• Exercise directions:
Search the records for the word "match" and report each line that has it.

• Given data:

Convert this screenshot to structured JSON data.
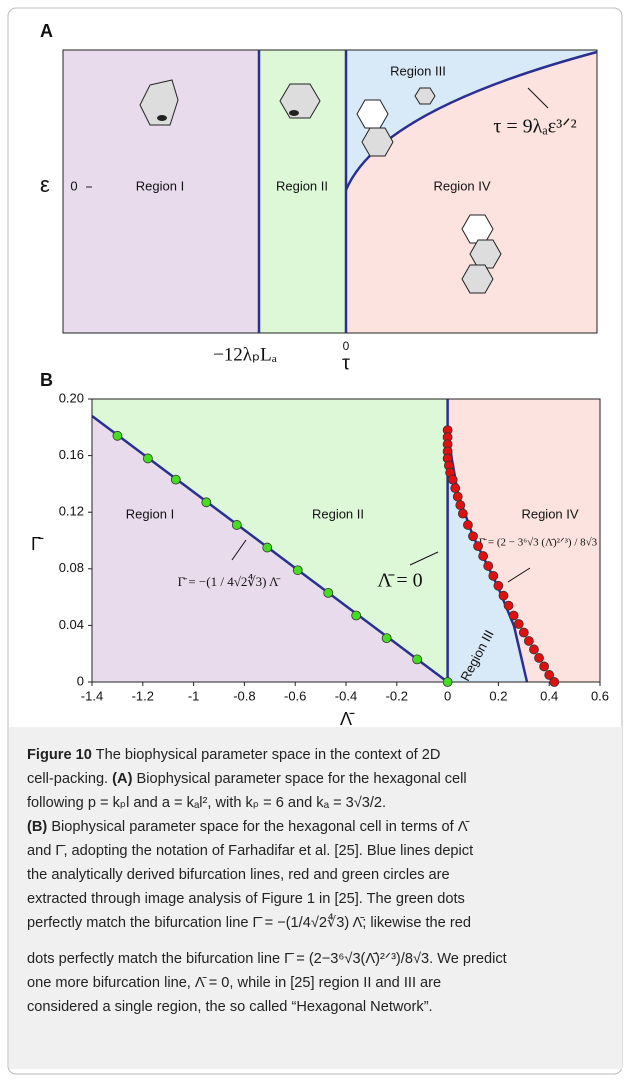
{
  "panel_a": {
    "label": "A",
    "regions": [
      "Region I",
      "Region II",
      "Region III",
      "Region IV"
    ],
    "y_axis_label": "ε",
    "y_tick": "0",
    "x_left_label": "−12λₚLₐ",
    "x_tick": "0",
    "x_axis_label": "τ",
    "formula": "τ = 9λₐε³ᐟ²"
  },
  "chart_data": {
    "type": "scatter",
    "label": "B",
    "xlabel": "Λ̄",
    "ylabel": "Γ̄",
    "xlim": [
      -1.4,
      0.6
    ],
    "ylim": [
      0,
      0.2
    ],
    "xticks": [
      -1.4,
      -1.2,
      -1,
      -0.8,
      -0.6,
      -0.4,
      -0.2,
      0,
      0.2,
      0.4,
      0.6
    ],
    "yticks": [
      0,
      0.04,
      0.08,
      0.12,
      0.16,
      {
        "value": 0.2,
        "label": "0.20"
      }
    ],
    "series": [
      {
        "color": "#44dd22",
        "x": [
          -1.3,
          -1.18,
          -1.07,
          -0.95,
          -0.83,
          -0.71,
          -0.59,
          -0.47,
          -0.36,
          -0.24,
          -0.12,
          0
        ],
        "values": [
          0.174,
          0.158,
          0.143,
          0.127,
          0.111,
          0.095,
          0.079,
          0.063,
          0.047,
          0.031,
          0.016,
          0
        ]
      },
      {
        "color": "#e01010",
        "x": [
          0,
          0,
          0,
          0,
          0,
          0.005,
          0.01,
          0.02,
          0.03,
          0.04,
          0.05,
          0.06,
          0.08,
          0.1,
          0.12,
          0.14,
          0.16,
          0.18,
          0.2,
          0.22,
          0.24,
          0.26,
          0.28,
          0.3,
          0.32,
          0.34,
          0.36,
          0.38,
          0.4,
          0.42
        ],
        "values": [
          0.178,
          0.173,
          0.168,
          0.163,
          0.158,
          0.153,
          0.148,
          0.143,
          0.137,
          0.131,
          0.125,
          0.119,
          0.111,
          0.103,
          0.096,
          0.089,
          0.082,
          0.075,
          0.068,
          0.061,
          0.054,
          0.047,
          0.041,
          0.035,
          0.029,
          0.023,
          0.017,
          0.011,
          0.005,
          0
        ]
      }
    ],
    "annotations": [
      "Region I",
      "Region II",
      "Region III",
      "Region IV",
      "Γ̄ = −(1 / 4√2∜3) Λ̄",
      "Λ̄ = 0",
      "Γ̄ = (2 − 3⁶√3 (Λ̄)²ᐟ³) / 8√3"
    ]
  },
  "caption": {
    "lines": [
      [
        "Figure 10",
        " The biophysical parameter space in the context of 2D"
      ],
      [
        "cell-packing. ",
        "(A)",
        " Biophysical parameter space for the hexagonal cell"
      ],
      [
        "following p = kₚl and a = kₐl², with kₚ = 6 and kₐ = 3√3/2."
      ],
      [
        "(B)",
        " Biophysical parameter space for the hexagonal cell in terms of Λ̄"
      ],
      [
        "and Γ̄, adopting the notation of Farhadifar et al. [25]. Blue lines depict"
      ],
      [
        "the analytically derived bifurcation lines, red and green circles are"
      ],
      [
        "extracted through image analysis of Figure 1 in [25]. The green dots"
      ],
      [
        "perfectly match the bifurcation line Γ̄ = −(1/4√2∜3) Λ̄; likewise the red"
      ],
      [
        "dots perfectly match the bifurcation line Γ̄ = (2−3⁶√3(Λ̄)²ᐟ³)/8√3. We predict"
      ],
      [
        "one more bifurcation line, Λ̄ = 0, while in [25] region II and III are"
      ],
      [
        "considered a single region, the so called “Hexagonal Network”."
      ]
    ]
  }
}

• Answer to this problem:
        "perfectly match the bifurcation line Γ̄ = −(1/4√2∜3) Λ̄; likewise the red"
        "dots perfectly match the bifurcation line Γ̄ = (2−3⁶√3(Λ̄)²ᐟ³)/8√3. We predict"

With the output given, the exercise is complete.